> _Exercise objective_
Pull each line holding the word "their" from the data.

> _Saved entries_
— START —

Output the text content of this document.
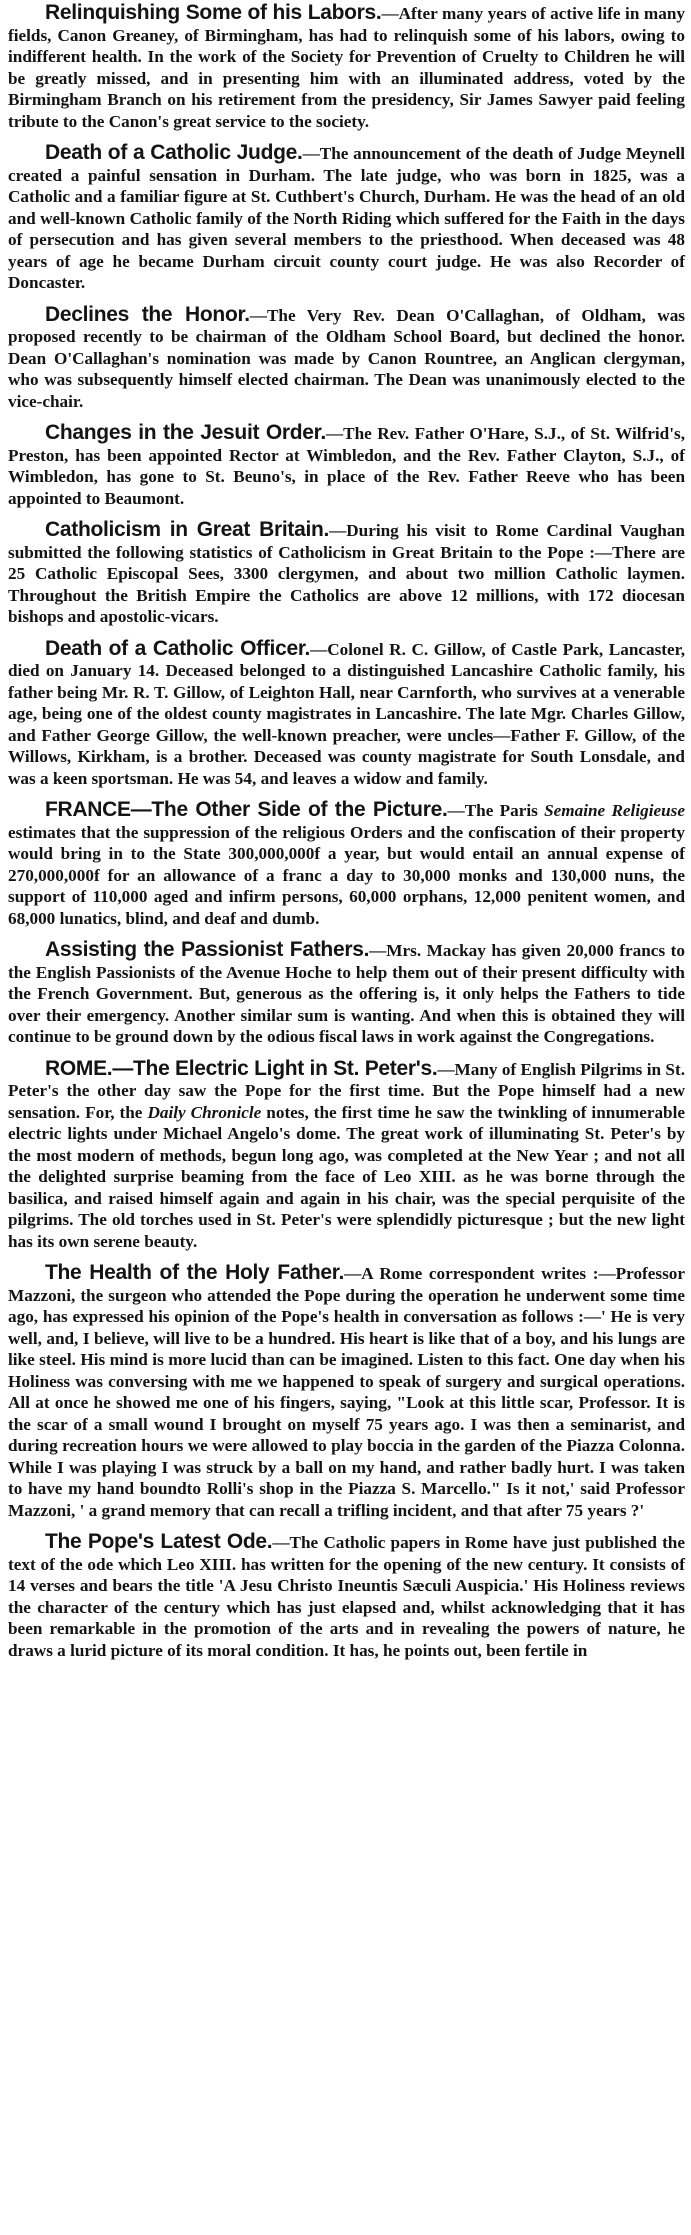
Relinquishing Some of his Labors.—After many years of active life in many fields, Canon Greaney, of Birmingham, has had to relinquish some of his labors, owing to indifferent health. In the work of the Society for Prevention of Cruelty to Children he will be greatly missed, and in presenting him with an illuminated address, voted by the Birmingham Branch on his retirement from the presidency, Sir James Sawyer paid feeling tribute to the Canon's great service to the society.

Death of a Catholic Judge.—The announcement of the death of Judge Meynell created a painful sensation in Durham. The late judge, who was born in 1825, was a Catholic and a familiar figure at St. Cuthbert's Church, Durham. He was the head of an old and well-known Catholic family of the North Riding which suffered for the Faith in the days of persecution and has given several members to the priesthood. When deceased was 48 years of age he became Durham circuit county court judge. He was also Recorder of Doncaster.

Declines the Honor.—The Very Rev. Dean O'Callaghan, of Oldham, was proposed recently to be chairman of the Oldham School Board, but declined the honor. Dean O'Callaghan's nomination was made by Canon Rountree, an Anglican clergyman, who was subsequently himself elected chairman. The Dean was unanimously elected to the vice-chair.

Changes in the Jesuit Order.—The Rev. Father O'Hare, S.J., of St. Wilfrid's, Preston, has been appointed Rector at Wimbledon, and the Rev. Father Clayton, S.J., of Wimbledon, has gone to St. Beuno's, in place of the Rev. Father Reeve who has been appointed to Beaumont.

Catholicism in Great Britain.—During his visit to Rome Cardinal Vaughan submitted the following statistics of Catholicism in Great Britain to the Pope :—There are 25 Catholic Episcopal Sees, 3300 clergymen, and about two million Catholic laymen. Throughout the British Empire the Catholics are above 12 millions, with 172 diocesan bishops and apostolic-vicars.

Death of a Catholic Officer.—Colonel R. C. Gillow, of Castle Park, Lancaster, died on January 14. Deceased belonged to a distinguished Lancashire Catholic family, his father being Mr. R. T. Gillow, of Leighton Hall, near Carnforth, who survives at a venerable age, being one of the oldest county magistrates in Lancashire. The late Mgr. Charles Gillow, and Father George Gillow, the well-known preacher, were uncles—Father F. Gillow, of the Willows, Kirkham, is a brother. Deceased was county magistrate for South Lonsdale, and was a keen sportsman. He was 54, and leaves a widow and family.

FRANCE—The Other Side of the Picture.—The Paris Semaine Religieuse estimates that the suppression of the religious Orders and the confiscation of their property would bring in to the State 300,000,000f a year, but would entail an annual expense of 270,000,000f for an allowance of a franc a day to 30,000 monks and 130,000 nuns, the support of 110,000 aged and infirm persons, 60,000 orphans, 12,000 penitent women, and 68,000 lunatics, blind, and deaf and dumb.

Assisting the Passionist Fathers.—Mrs. Mackay has given 20,000 francs to the English Passionists of the Avenue Hoche to help them out of their present difficulty with the French Government. But, generous as the offering is, it only helps the Fathers to tide over their emergency. Another similar sum is wanting. And when this is obtained they will continue to be ground down by the odious fiscal laws in work against the Congregations.

ROME.—The Electric Light in St. Peter's.—Many of English Pilgrims in St. Peter's the other day saw the Pope for the first time. But the Pope himself had a new sensation. For, the Daily Chronicle notes, the first time he saw the twinkling of innumerable electric lights under Michael Angelo's dome. The great work of illuminating St. Peter's by the most modern of methods, begun long ago, was completed at the New Year ; and not all the delighted surprise beaming from the face of Leo XIII. as he was borne through the basilica, and raised himself again and again in his chair, was the special perquisite of the pilgrims. The old torches used in St. Peter's were splendidly picturesque ; but the new light has its own serene beauty.

The Health of the Holy Father.—A Rome correspondent writes :—Professor Mazzoni, the surgeon who attended the Pope during the operation he underwent some time ago, has expressed his opinion of the Pope's health in conversation as follows :—' He is very well, and, I believe, will live to be a hundred. His heart is like that of a boy, and his lungs are like steel. His mind is more lucid than can be imagined. Listen to this fact. One day when his Holiness was conversing with me we happened to speak of surgery and surgical operations. All at once he showed me one of his fingers, saying, "Look at this little scar, Professor. It is the scar of a small wound I brought on myself 75 years ago. I was then a seminarist, and during recreation hours we were allowed to play boccia in the garden of the Piazza Colonna. While I was playing I was struck by a ball on my hand, and rather badly hurt. I was taken to have my hand boundto Rolli's shop in the Piazza S. Marcello." Is it not,' said Professor Mazzoni, ' a grand memory that can recall a trifling incident, and that after 75 years ?'

The Pope's Latest Ode.—The Catholic papers in Rome have just published the text of the ode which Leo XIII. has written for the opening of the new century. It consists of 14 verses and bears the title 'A Jesu Christo Ineuntis Sæculi Auspicia.' His Holiness reviews the character of the century which has just elapsed and, whilst acknowledging that it has been remarkable in the promotion of the arts and in revealing the powers of nature, he draws a lurid picture of its moral condition. It has, he points out, been fertile in
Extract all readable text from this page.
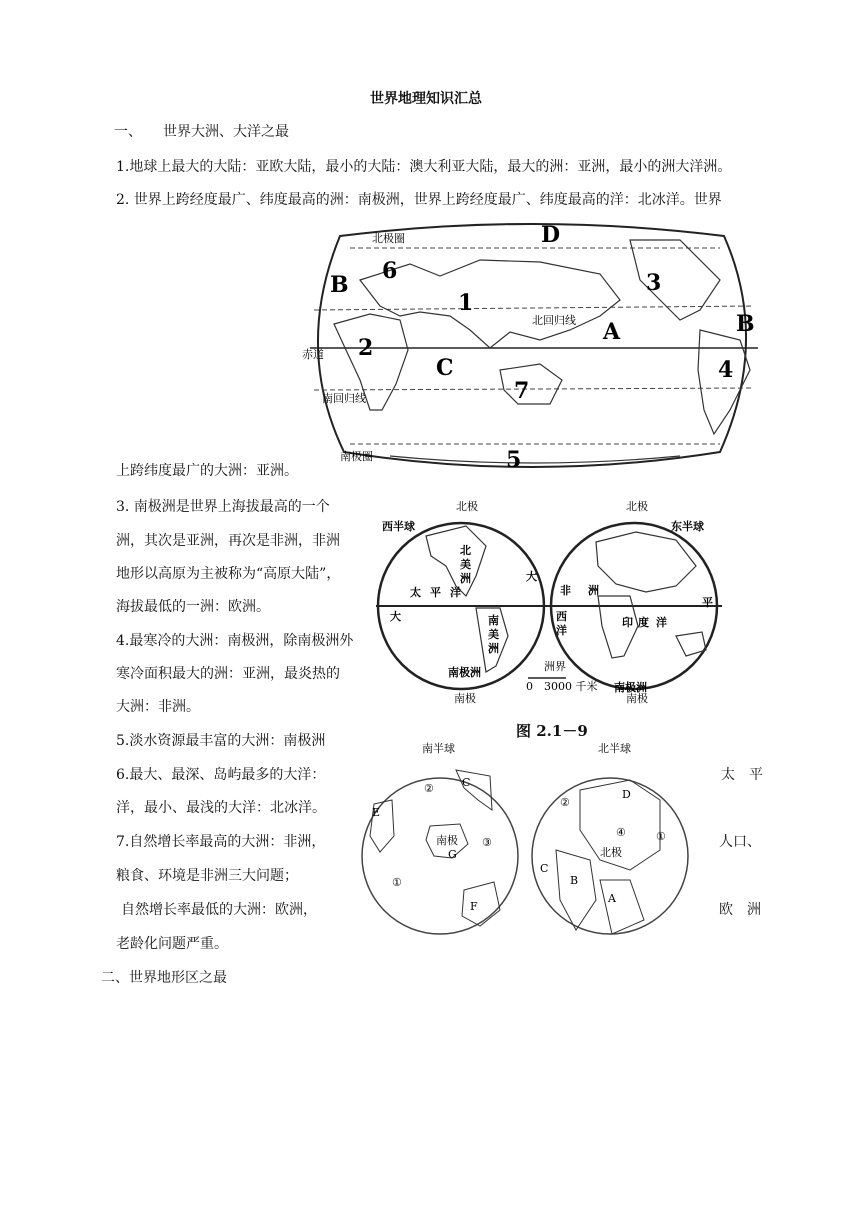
世界地理知识汇总
一、　　世界大洲、大洋之最
1.地球上最大的大陆：亚欧大陆，最小的大陆：澳大利亚大陆，最大的洲：亚洲，最小的洲大洋洲。
2. 世界上跨经度最广、纬度最高的洲：南极洲，世界上跨经度最广、纬度最高的洋：北冰洋。世界
上跨纬度最广的大洲：亚洲。
3. 南极洲是世界上海拔最高的一个
洲，其次是亚洲，再次是非洲，非洲
地形以高原为主被称为“高原大陆”，
海拔最低的一洲：欧洲。
4.最寒冷的大洲：南极洲，除南极洲外
寒冷面积最大的洲：亚洲，最炎热的
大洲：非洲。
5.淡水资源最丰富的大洲：南极洲
6.最大、最深、岛屿最多的大洋：	太　平
洋，最小、最浅的大洋：北冰洋。
7.自然增长率最高的大洲：非洲，	人口、
粮食、环境是非洲三大问题；
自然增长率最低的大洲：欧洲，	欧　洲
老龄化问题严重。
二、世界地形区之最
北回归线
赤道
南回归线
北极圈
南极圈
D
B
6
1
3
B
A
2
C
7
4
5
西半球	东半球
北极	北极
南极	南极
北
美
洲
太 平 洋
大
南
美
洲
大	西
洋
非 洲
印 度 洋
南极洲
南极洲
平
0　3000 千米
洲界
图 2.1－9
南半球	北半球
②	C
E
③
①
F
南极
G
D
②
①
④
北极
C
B
A
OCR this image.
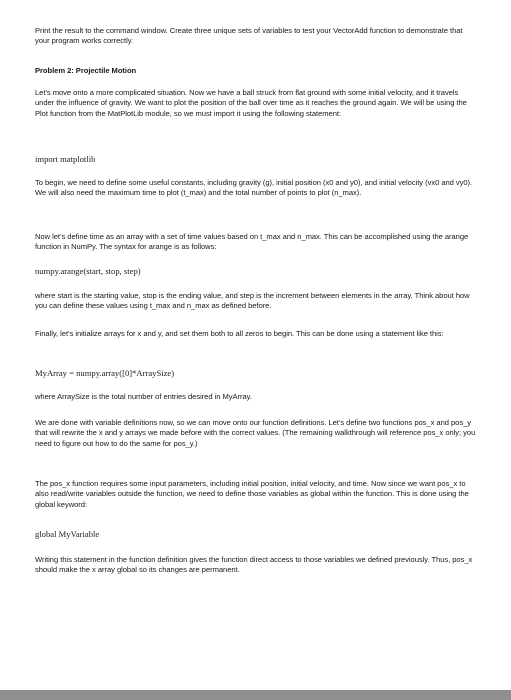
Print the result to the command window. Create three unique sets of variables to test your VectorAdd function to demonstrate that your program works correctly.

Problem 2: Projectile Motion

Let’s move onto a more complicated situation. Now we have a ball struck from flat ground with some initial velocity, and it travels under the influence of gravity. We want to plot the position of the ball over time as it reaches the ground again. We will be using the Plot function from the MatPlotLib module, so we must import it using the following statement:

import matplotlib

To begin, we need to define some useful constants, including gravity (g), initial position (x0 and y0), and initial velocity (vx0 and vy0). We will also need the maximum time to plot (t_max) and the total number of points to plot (n_max).

Now let’s define time as an array with a set of time values based on t_max and n_max. This can be accomplished using the arange function in NumPy. The syntax for arange is as follows:

numpy.arange(start, stop, step)

where start is the starting value, stop is the ending value, and step is the increment between elements in the array. Think about how you can define these values using t_max and n_max as defined before.

Finally, let’s initialize arrays for x and y, and set them both to all zeros to begin. This can be done using a statement like this:

MyArray = numpy.array([0]*ArraySize)

where ArraySize is the total number of entries desired in MyArray.

We are done with variable definitions now, so we can move onto our function definitions. Let’s define two functions pos_x and pos_y that will rewrite the x and y arrays we made before with the correct values. (The remaining walkthrough will reference pos_x only; you need to figure out how to do the same for pos_y.)

The pos_x function requires some input parameters, including initial position, initial velocity, and time. Now since we want pos_x to also read/write variables outside the function, we need to define those variables as global within the function. This is done using the global keyword:

global MyVariable

Writing this statement in the function definition gives the function direct access to those variables we defined previously. Thus, pos_x should make the x array global so its changes are permanent.
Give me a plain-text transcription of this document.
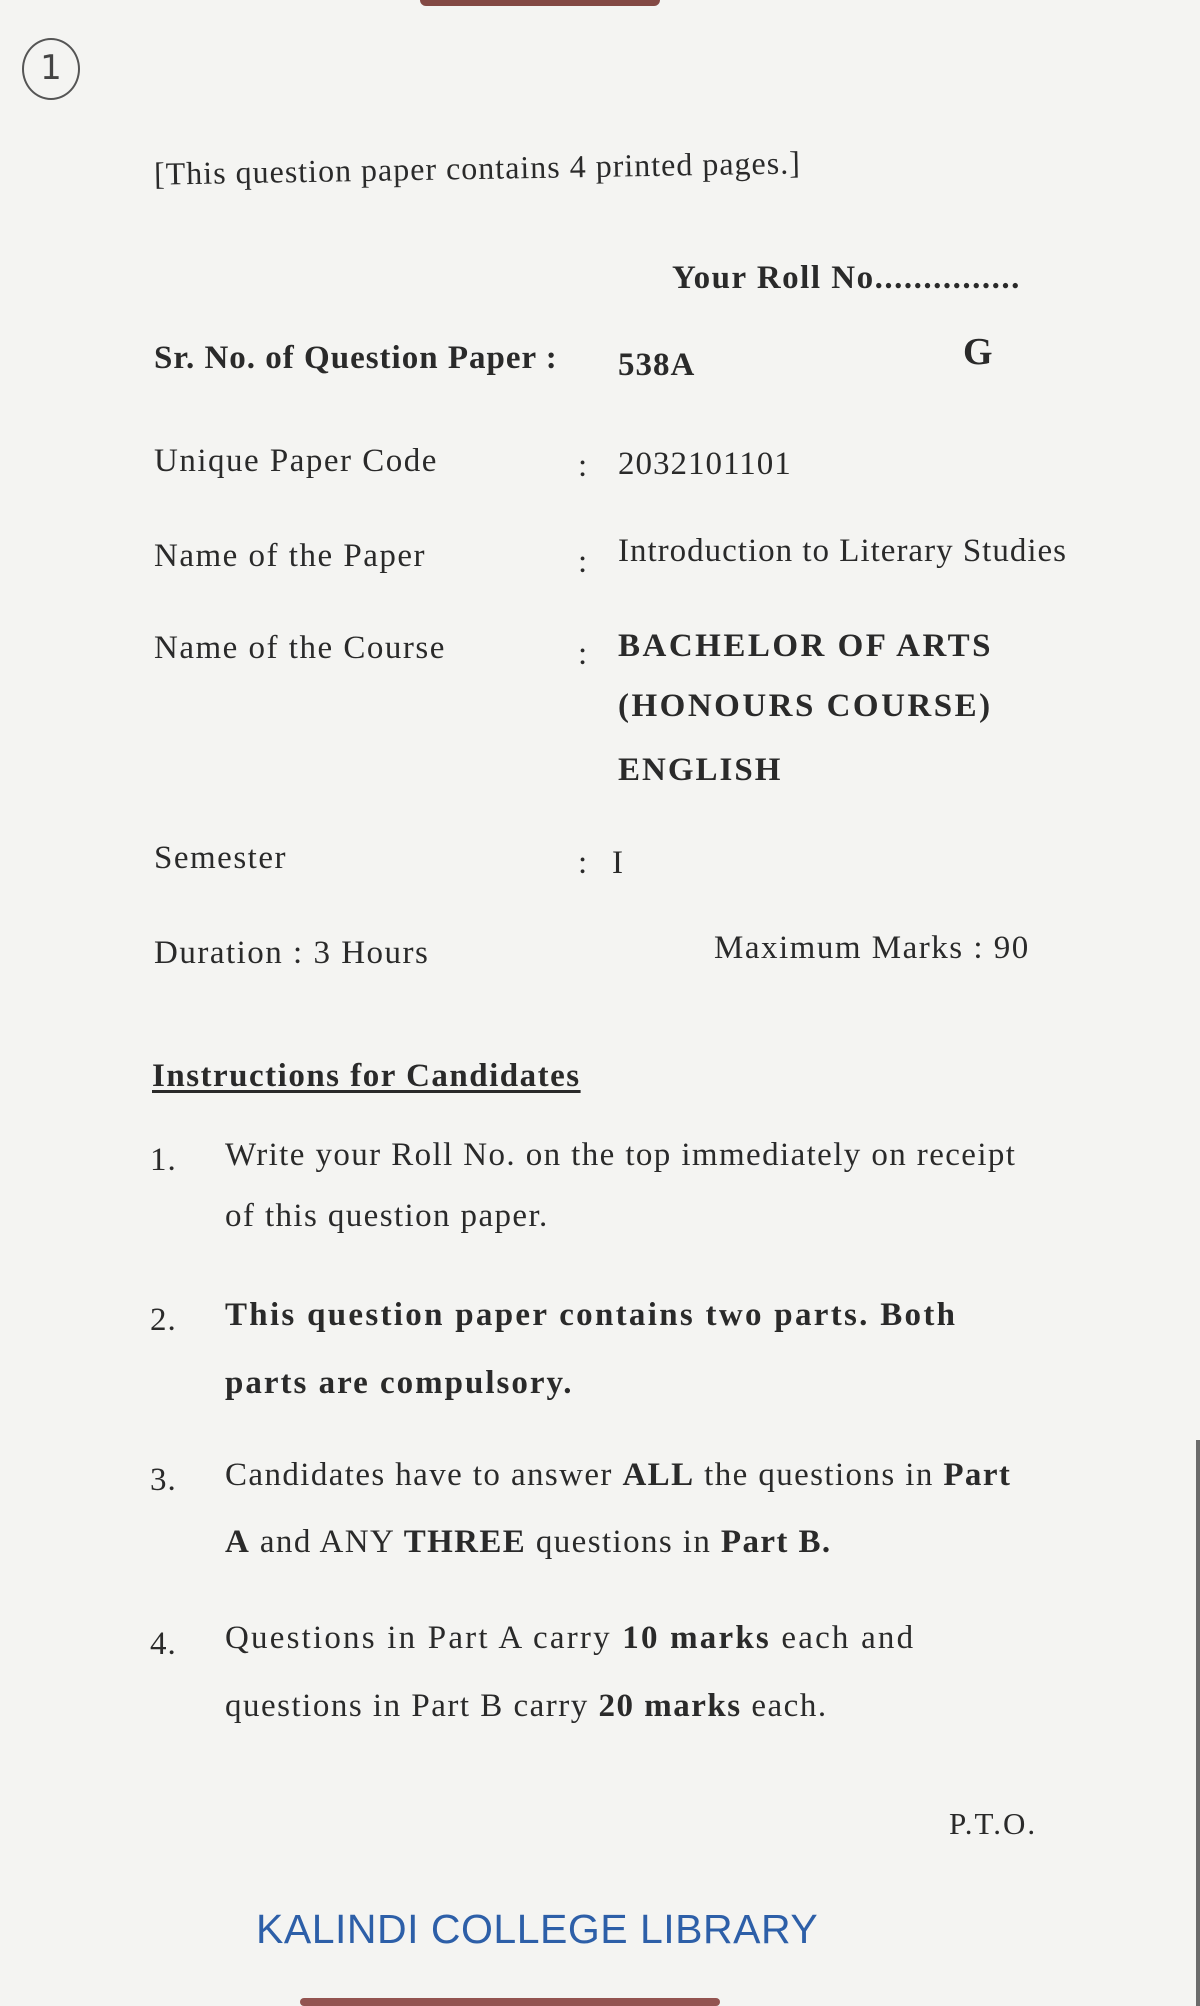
1
[This question paper contains 4 printed pages.]
Your Roll No...............
Sr. No. of Question Paper : 538A	G
Unique Paper Code	: 2032101101
Name of the Paper	: Introduction to Literary Studies
Name of the Course	: BACHELOR OF ARTS
(HONOURS COURSE)
ENGLISH
Semester	: I
Duration : 3 Hours	Maximum Marks : 90
Instructions for Candidates
1. Write your Roll No. on the top immediately on receipt
of this question paper.
2. This question paper contains two parts. Both
parts are compulsory.
3. Candidates have to answer ALL the questions in Part
A and ANY THREE questions in Part B.
4. Questions in Part A carry 10 marks each and
questions in Part B carry 20 marks each.
P.T.O.
KALINDI COLLEGE LIBRARY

— END —

> _Written response_
FRANCE—The Other Side of the Picture.—The Paris Semaine Religieuse estimates that the suppression of the religious Orders and the confiscation of their property would bring in to the State 300,000,000f a year, but would entail an annual expense of 270,000,000f for an allowance of a franc a day to 30,000 monks and 130,000 nuns, the support of 110,000 aged and infirm persons, 60,000 orphans, 12,000 penitent women, and 68,000 lunatics, blind, and deaf and dumb.
Assisting the Passionist Fathers.—Mrs. Mackay has given 20,000 francs to the English Passionists of the Avenue Hoche to help them out of their present difficulty with the French Government. But, generous as the offering is, it only helps the Fathers to tide over their emergency. Another similar sum is wanting. And when this is obtained they will continue to be ground down by the odious fiscal laws in work against the Congregations.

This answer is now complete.